#### Written problem A:
Which lines in the records below run from the one containing "FancyBboxPatch shape — [357, 322, 657, 500]" up to and including the one containing "Circle shape — [479, 196, 506, 222]"? Set those lines down word for word.

# April Stock Competition Entries!



## Joe Blow (1 April 2005)

Here are the entries for the April Stock Tipping Competition! Please let me know immediately if I have made any errors.  : 

RichKid CBH $0.27
crocdee MUL $0.021
canny NEO $0.051
son of baglimit HSN $0.43
Fleeta MGW $5.19
Mofra LAF $0.215
markrmau CSE $0.33
Porper BOC $0.89
el ninj0 ATX $0.072
doctorj FAR $0.094
knit 1 pearl 2 BPT $0.66
tarnor RTM $0.125
whisky6210 RDR $0.30
Jett Star VRE $0.285
kpgduras PRM $0.052
emily GME $0.195
dutchie MWR $0.045
Bingo HCY $0.020
DTM CVN $0.024

Good luck everyone!


----------



## Joe Blow (1 April 2005)

Just in case you have forgotten, or you are are new and didn't know.... you can find the stock tipping competition page here: https://www.aussiestockforums.com/stocktip.php

Also, please note the permanent link near the bottom of every page!


----------



## dutchie (14 April 2005)

Does not seem like there is much interest in April stock picking comp.

Understandably so. Looks like anyone staying in the black is doing well. 
Might be more bluechips selected in May comp!


----------



## markrmau (18 April 2005)

There are 2 positive and 17 negative tips.


----------



## Porper (23 April 2005)

Come on Canny and Richkid, a late surge to overtake BOC is fine by me, I hold both your picks.Neo I believe will have a big kick up the backside next week, time will tell.

#### Written problem B:
Who wrote posts in the April stock competition thread? Give each poster's name once.

#### Data to use:
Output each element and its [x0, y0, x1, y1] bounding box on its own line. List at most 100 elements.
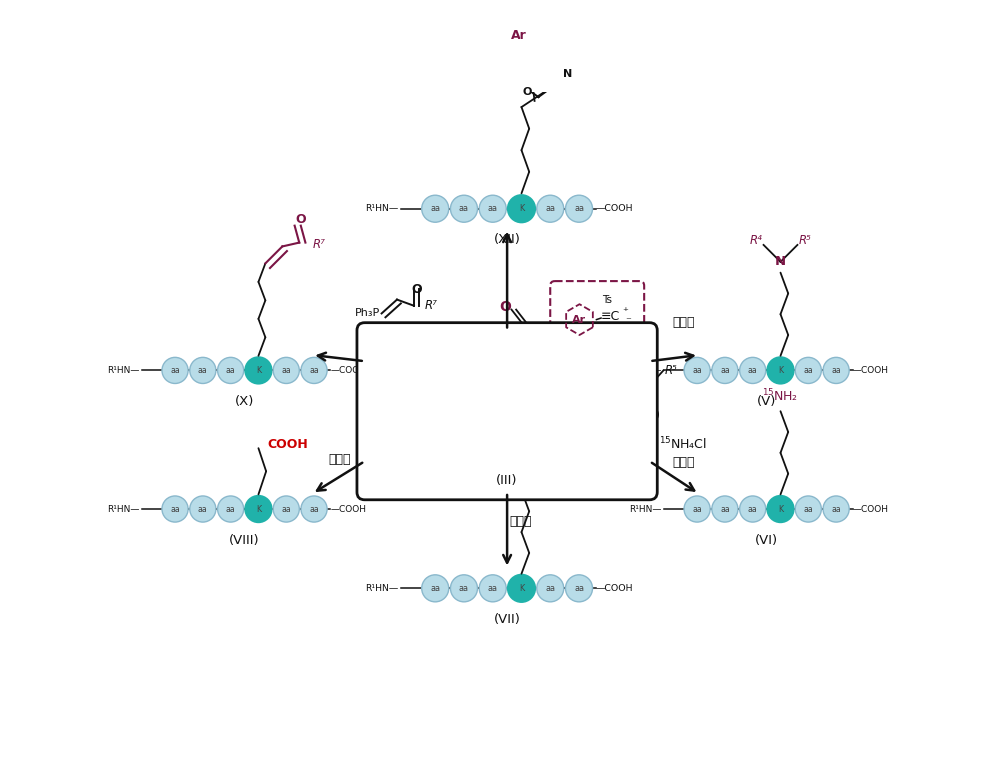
FancyBboxPatch shape — [357, 322, 657, 500]
Circle shape — [218, 358, 244, 384]
Text: ≡C: ≡C — [601, 310, 620, 323]
Text: 还原剂: 还原剂 — [672, 456, 695, 469]
Text: aa: aa — [198, 504, 208, 513]
Text: K: K — [519, 204, 524, 213]
Text: (III): (III) — [496, 474, 518, 487]
Text: R¹HN—: R¹HN— — [356, 433, 392, 443]
Circle shape — [795, 496, 821, 522]
Circle shape — [538, 424, 567, 452]
Circle shape — [740, 358, 766, 384]
Text: (IX): (IX) — [390, 324, 413, 337]
Text: N: N — [644, 384, 655, 397]
Text: (VII): (VII) — [494, 613, 521, 626]
Text: aa: aa — [545, 584, 555, 593]
Text: aa: aa — [281, 504, 291, 513]
Text: aa: aa — [430, 584, 440, 593]
Circle shape — [684, 358, 710, 384]
Text: O: O — [522, 87, 532, 97]
Text: K: K — [778, 504, 783, 513]
Text: aa: aa — [803, 366, 813, 375]
Circle shape — [823, 496, 849, 522]
Text: aa: aa — [170, 504, 180, 513]
Text: $^{15}$NH₄Cl: $^{15}$NH₄Cl — [659, 436, 707, 452]
Text: aa: aa — [430, 204, 440, 213]
Text: 还原剂: 还原剂 — [672, 316, 695, 329]
Circle shape — [565, 575, 593, 602]
Text: —COOH: —COOH — [330, 504, 366, 513]
Text: K: K — [778, 366, 783, 375]
Circle shape — [190, 496, 216, 522]
Circle shape — [450, 575, 477, 602]
Text: aa: aa — [226, 366, 236, 375]
Text: —COOH: —COOH — [601, 433, 640, 443]
Text: (X): (X) — [235, 395, 254, 408]
Text: R⁴: R⁴ — [749, 234, 762, 247]
Text: 氧化剂: 氧化剂 — [328, 453, 351, 466]
FancyBboxPatch shape — [550, 281, 644, 348]
Text: Ar: Ar — [511, 29, 527, 42]
Text: Ar: Ar — [572, 315, 587, 325]
Circle shape — [218, 496, 244, 522]
Text: aa: aa — [309, 366, 319, 375]
Text: ⁺: ⁺ — [623, 307, 629, 317]
Text: aa: aa — [488, 584, 498, 593]
Text: aa: aa — [720, 504, 730, 513]
Text: aa: aa — [720, 366, 730, 375]
Text: aa: aa — [692, 366, 702, 375]
Text: aa: aa — [574, 204, 584, 213]
Circle shape — [190, 358, 216, 384]
Text: (VIII): (VIII) — [229, 534, 260, 547]
Text: OH: OH — [490, 462, 510, 475]
Text: aa: aa — [547, 434, 558, 442]
Text: H: H — [645, 395, 654, 408]
Circle shape — [479, 196, 506, 222]
Circle shape — [245, 358, 272, 384]
Text: O: O — [499, 299, 511, 313]
Text: R¹HN—: R¹HN— — [365, 204, 398, 213]
Text: aa: aa — [459, 584, 469, 593]
Circle shape — [565, 196, 593, 222]
Text: aa: aa — [578, 434, 588, 442]
Text: aa: aa — [574, 584, 584, 593]
Circle shape — [422, 196, 449, 222]
Text: aa: aa — [545, 204, 555, 213]
Text: aa: aa — [226, 504, 236, 513]
Text: aa: aa — [459, 204, 469, 213]
Text: (XII): (XII) — [494, 233, 521, 246]
Text: aa: aa — [487, 434, 497, 442]
Text: R¹HN—: R¹HN— — [107, 504, 139, 513]
Circle shape — [301, 496, 327, 522]
Text: aa: aa — [831, 504, 841, 513]
Text: aa: aa — [198, 366, 208, 375]
Text: ⁻: ⁻ — [625, 316, 631, 326]
Circle shape — [450, 196, 477, 222]
Text: aa: aa — [692, 504, 702, 513]
Text: R¹HN—: R¹HN— — [107, 366, 139, 375]
Circle shape — [422, 575, 449, 602]
Text: aa: aa — [426, 434, 436, 442]
Text: K: K — [519, 434, 525, 442]
Text: 还原剂: 还原剂 — [510, 515, 532, 528]
Text: R⁴: R⁴ — [623, 364, 636, 377]
Text: R⁵: R⁵ — [799, 234, 812, 247]
Text: —COOH: —COOH — [853, 366, 889, 375]
Circle shape — [478, 424, 506, 452]
Text: —COOH: —COOH — [596, 204, 633, 213]
Text: aa: aa — [488, 204, 498, 213]
Text: O: O — [295, 213, 306, 226]
Circle shape — [245, 496, 272, 522]
Text: aa: aa — [309, 504, 319, 513]
Text: O: O — [411, 283, 422, 296]
Text: (XI): (XI) — [586, 354, 609, 367]
Circle shape — [508, 575, 535, 602]
Circle shape — [795, 358, 821, 384]
Circle shape — [162, 496, 188, 522]
Circle shape — [684, 496, 710, 522]
Circle shape — [417, 424, 445, 452]
Circle shape — [479, 575, 506, 602]
Circle shape — [162, 358, 188, 384]
Circle shape — [508, 196, 535, 222]
Text: N: N — [563, 69, 572, 79]
Text: —COOH: —COOH — [596, 584, 633, 593]
Text: aa: aa — [456, 434, 467, 442]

#### Written solution A:
FancyBboxPatch shape — [357, 322, 657, 500]
Circle shape — [218, 358, 244, 384]
Text: ≡C: ≡C — [601, 310, 620, 323]
Text: 还原剂: 还原剂 — [672, 456, 695, 469]
Text: aa: aa — [198, 504, 208, 513]
Text: K: K — [519, 204, 524, 213]
Text: (III): (III) — [496, 474, 518, 487]
Text: R¹HN—: R¹HN— — [356, 433, 392, 443]
Circle shape — [795, 496, 821, 522]
Circle shape — [538, 424, 567, 452]
Circle shape — [740, 358, 766, 384]
Text: (IX): (IX) — [390, 324, 413, 337]
Text: N: N — [644, 384, 655, 397]
Text: (VII): (VII) — [494, 613, 521, 626]
Text: aa: aa — [545, 584, 555, 593]
Text: aa: aa — [281, 504, 291, 513]
Text: aa: aa — [430, 584, 440, 593]
Circle shape — [684, 358, 710, 384]
Text: O: O — [522, 87, 532, 97]
Text: K: K — [778, 504, 783, 513]
Text: aa: aa — [803, 366, 813, 375]
Circle shape — [823, 496, 849, 522]
Text: aa: aa — [170, 504, 180, 513]
Text: $^{15}$NH₄Cl: $^{15}$NH₄Cl — [659, 436, 707, 452]
Text: aa: aa — [430, 204, 440, 213]
Text: 还原剂: 还原剂 — [672, 316, 695, 329]
Circle shape — [565, 575, 593, 602]
Text: —COOH: —COOH — [330, 504, 366, 513]
Text: K: K — [778, 366, 783, 375]
Circle shape — [190, 496, 216, 522]
Circle shape — [450, 575, 477, 602]
Text: aa: aa — [226, 366, 236, 375]
Text: —COOH: —COOH — [601, 433, 640, 443]
Text: (X): (X) — [235, 395, 254, 408]
Text: R⁴: R⁴ — [749, 234, 762, 247]
Text: 氧化剂: 氧化剂 — [328, 453, 351, 466]
FancyBboxPatch shape — [550, 281, 644, 348]
Text: Ar: Ar — [511, 29, 527, 42]
Text: Ar: Ar — [572, 315, 587, 325]
Circle shape — [218, 496, 244, 522]
Text: aa: aa — [309, 366, 319, 375]
Text: ⁺: ⁺ — [623, 307, 629, 317]
Text: aa: aa — [488, 584, 498, 593]
Text: aa: aa — [720, 504, 730, 513]
Text: aa: aa — [720, 366, 730, 375]
Text: aa: aa — [692, 366, 702, 375]
Text: aa: aa — [574, 204, 584, 213]
Circle shape — [190, 358, 216, 384]
Text: (VIII): (VIII) — [229, 534, 260, 547]
Text: OH: OH — [490, 462, 510, 475]
Text: aa: aa — [547, 434, 558, 442]
Text: H: H — [645, 395, 654, 408]
Circle shape — [479, 196, 506, 222]

#### Written solution B:
Joe Blow, dutchie, markrmau, Porper